### Recorded information

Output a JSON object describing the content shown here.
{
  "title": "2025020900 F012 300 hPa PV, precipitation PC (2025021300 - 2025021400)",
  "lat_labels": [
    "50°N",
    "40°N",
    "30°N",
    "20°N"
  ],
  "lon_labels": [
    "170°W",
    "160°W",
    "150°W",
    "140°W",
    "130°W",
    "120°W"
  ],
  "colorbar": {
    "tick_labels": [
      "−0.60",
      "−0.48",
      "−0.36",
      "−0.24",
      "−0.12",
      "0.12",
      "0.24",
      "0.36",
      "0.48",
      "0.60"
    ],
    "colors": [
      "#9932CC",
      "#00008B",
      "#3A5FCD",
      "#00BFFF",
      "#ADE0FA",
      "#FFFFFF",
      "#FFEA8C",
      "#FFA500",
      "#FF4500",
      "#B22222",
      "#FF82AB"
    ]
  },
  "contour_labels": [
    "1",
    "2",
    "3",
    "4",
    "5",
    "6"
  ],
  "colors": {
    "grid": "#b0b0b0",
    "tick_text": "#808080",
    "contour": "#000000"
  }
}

### What is being asked
Repeat the material word for word, in full.

### Output below
Output a JSON object describing the content shown here.
{
  "title": "2025020900 F012 300 hPa PV, precipitation PC (2025021300 - 2025021400)",
  "lat_labels": [
    "50°N",
    "40°N",
    "30°N",
    "20°N"
  ],
  "lon_labels": [
    "170°W",
    "160°W",
    "150°W",
    "140°W",
    "130°W",
    "120°W"
  ],
  "colorbar": {
    "tick_labels": [
      "−0.60",
      "−0.48",
      "−0.36",
      "−0.24",
      "−0.12",
      "0.12",
      "0.24",
      "0.36",
      "0.48",
      "0.60"
    ],
    "colors": [
      "#9932CC",
      "#00008B",
      "#3A5FCD",
      "#00BFFF",
      "#ADE0FA",
      "#FFFFFF",
      "#FFEA8C",
      "#FFA500",
      "#FF4500",
      "#B22222",
      "#FF82AB"
    ]
  },
  "contour_labels": [
    "1",
    "2",
    "3",
    "4",
    "5",
    "6"
  ],
  "colors": {
    "grid": "#b0b0b0",
    "tick_text": "#808080",
    "contour": "#000000"
  }
}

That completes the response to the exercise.